Task instructions: Starting at the line with "OCR this image.", copy each line through the last one below exactly as written, without any pictures.

[Saved data entries]
· · · · · · ·

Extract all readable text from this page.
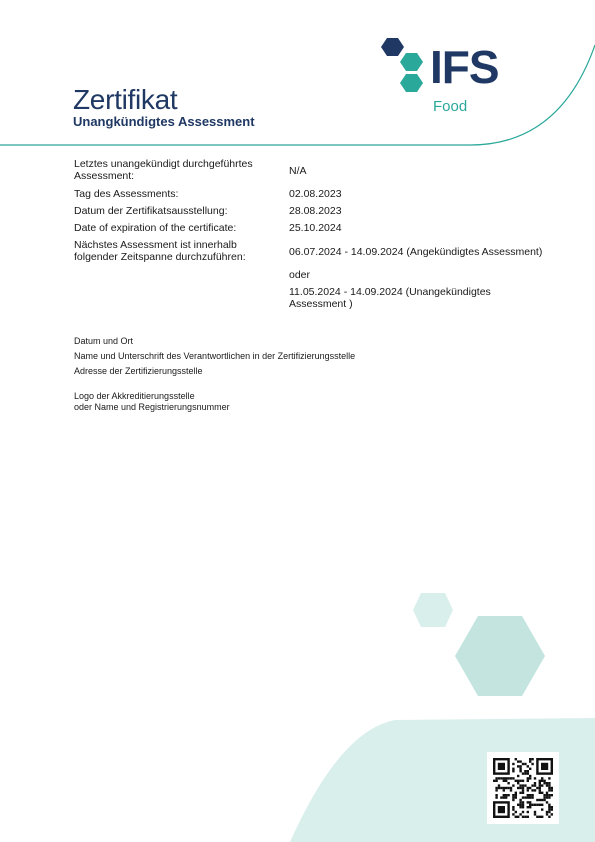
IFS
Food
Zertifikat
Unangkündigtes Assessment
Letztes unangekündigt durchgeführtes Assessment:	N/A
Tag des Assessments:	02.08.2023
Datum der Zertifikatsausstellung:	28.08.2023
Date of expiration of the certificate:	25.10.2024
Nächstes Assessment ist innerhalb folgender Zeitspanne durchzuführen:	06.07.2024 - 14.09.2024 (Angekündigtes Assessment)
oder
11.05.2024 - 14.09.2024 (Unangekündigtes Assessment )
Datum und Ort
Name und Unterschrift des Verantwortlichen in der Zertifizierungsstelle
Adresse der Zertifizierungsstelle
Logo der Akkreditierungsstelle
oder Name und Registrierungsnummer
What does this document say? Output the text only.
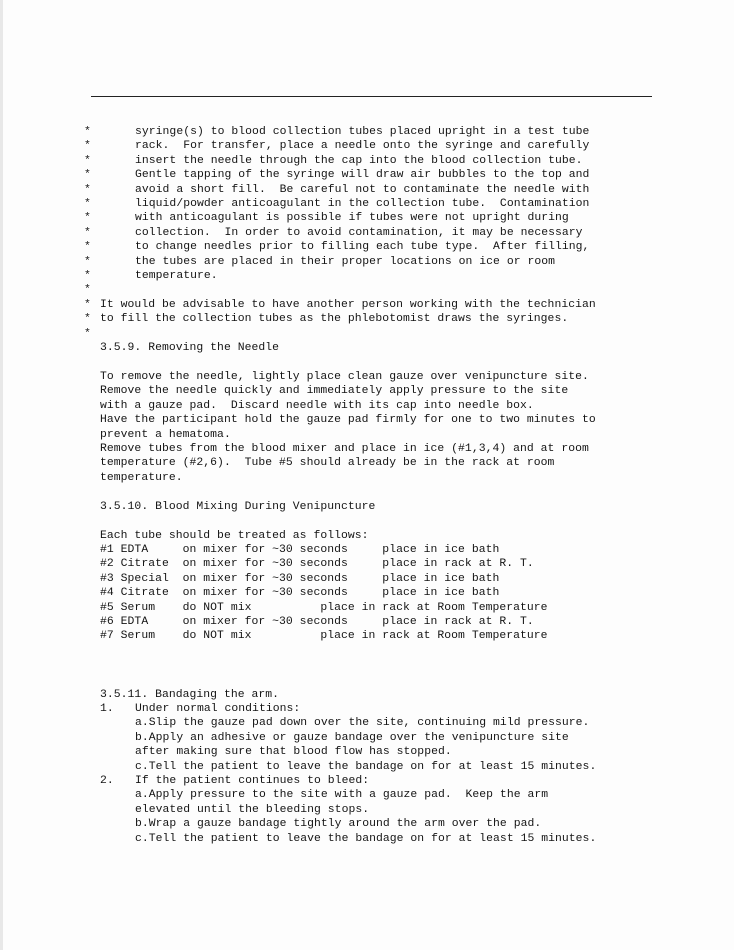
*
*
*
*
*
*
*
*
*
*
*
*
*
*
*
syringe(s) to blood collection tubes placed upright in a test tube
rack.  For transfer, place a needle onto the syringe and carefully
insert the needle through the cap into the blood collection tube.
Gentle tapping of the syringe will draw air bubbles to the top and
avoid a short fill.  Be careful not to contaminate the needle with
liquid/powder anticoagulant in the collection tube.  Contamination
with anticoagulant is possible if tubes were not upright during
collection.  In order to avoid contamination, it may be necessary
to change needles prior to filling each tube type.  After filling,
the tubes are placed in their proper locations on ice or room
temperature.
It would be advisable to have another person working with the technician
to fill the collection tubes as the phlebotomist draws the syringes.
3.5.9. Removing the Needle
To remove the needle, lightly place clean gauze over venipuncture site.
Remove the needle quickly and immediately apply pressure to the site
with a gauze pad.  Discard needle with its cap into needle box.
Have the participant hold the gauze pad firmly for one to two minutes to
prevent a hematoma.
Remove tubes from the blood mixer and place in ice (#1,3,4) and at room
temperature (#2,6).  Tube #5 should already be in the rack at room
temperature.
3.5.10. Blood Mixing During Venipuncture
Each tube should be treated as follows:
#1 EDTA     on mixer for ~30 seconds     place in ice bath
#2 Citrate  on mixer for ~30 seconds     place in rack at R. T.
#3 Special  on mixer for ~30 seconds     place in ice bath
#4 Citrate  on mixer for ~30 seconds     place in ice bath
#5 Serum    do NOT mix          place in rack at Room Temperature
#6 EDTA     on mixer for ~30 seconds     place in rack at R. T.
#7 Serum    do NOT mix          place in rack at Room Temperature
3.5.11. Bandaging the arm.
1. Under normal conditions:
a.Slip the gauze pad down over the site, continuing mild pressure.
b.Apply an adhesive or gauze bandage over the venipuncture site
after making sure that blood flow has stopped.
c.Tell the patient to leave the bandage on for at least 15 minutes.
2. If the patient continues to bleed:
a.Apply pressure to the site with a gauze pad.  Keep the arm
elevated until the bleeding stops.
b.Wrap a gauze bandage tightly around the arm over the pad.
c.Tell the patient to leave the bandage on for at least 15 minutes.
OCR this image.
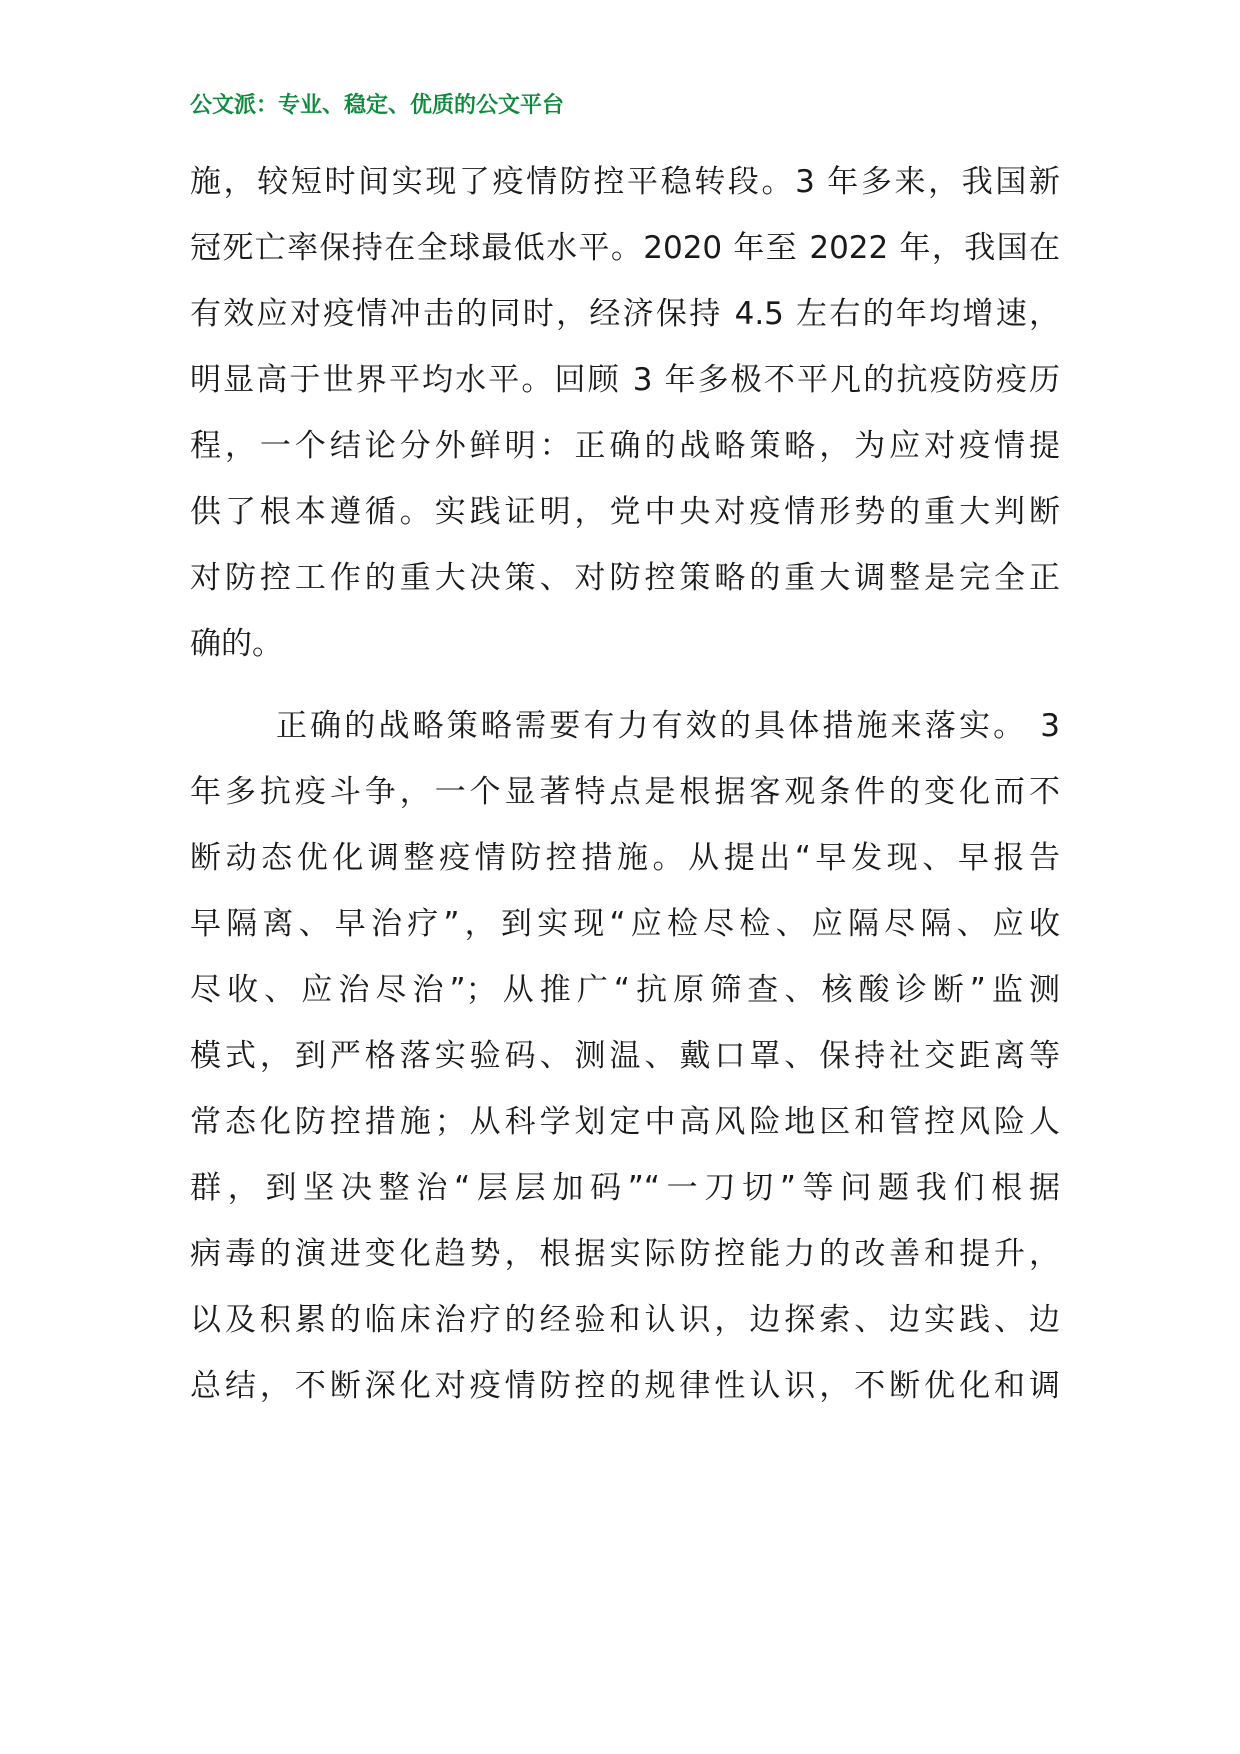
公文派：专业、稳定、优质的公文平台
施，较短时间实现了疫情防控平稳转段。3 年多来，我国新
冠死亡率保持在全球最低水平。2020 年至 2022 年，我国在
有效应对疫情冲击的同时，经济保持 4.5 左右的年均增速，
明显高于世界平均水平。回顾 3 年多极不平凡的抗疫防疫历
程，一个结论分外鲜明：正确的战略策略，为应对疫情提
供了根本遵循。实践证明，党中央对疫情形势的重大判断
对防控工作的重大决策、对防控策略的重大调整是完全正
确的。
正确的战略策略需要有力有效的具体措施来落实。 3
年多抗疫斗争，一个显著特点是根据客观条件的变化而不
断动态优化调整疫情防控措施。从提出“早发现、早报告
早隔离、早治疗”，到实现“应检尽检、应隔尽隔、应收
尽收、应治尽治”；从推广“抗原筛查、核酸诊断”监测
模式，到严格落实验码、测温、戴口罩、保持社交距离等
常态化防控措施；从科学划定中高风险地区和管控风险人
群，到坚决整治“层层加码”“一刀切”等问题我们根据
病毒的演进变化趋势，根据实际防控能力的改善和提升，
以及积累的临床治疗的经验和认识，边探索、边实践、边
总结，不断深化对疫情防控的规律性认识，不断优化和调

· · · · · · ·

Result for this exercise:
OCR this image.
公文派：专业、稳定、优质的公文平台
施，较短时间实现了疫情防控平稳转段。3 年多来，我国新
冠死亡率保持在全球最低水平。2020 年至 2022 年，我国在
有效应对疫情冲击的同时，经济保持 4.5 左右的年均增速，
明显高于世界平均水平。回顾 3 年多极不平凡的抗疫防疫历
程，一个结论分外鲜明：正确的战略策略，为应对疫情提
供了根本遵循。实践证明，党中央对疫情形势的重大判断
对防控工作的重大决策、对防控策略的重大调整是完全正
确的。
正确的战略策略需要有力有效的具体措施来落实。 3
年多抗疫斗争，一个显著特点是根据客观条件的变化而不
断动态优化调整疫情防控措施。从提出“早发现、早报告
早隔离、早治疗”，到实现“应检尽检、应隔尽隔、应收
尽收、应治尽治”；从推广“抗原筛查、核酸诊断”监测
模式，到严格落实验码、测温、戴口罩、保持社交距离等
常态化防控措施；从科学划定中高风险地区和管控风险人
群，到坚决整治“层层加码”“一刀切”等问题我们根据
病毒的演进变化趋势，根据实际防控能力的改善和提升，
以及积累的临床治疗的经验和认识，边探索、边实践、边
总结，不断深化对疫情防控的规律性认识，不断优化和调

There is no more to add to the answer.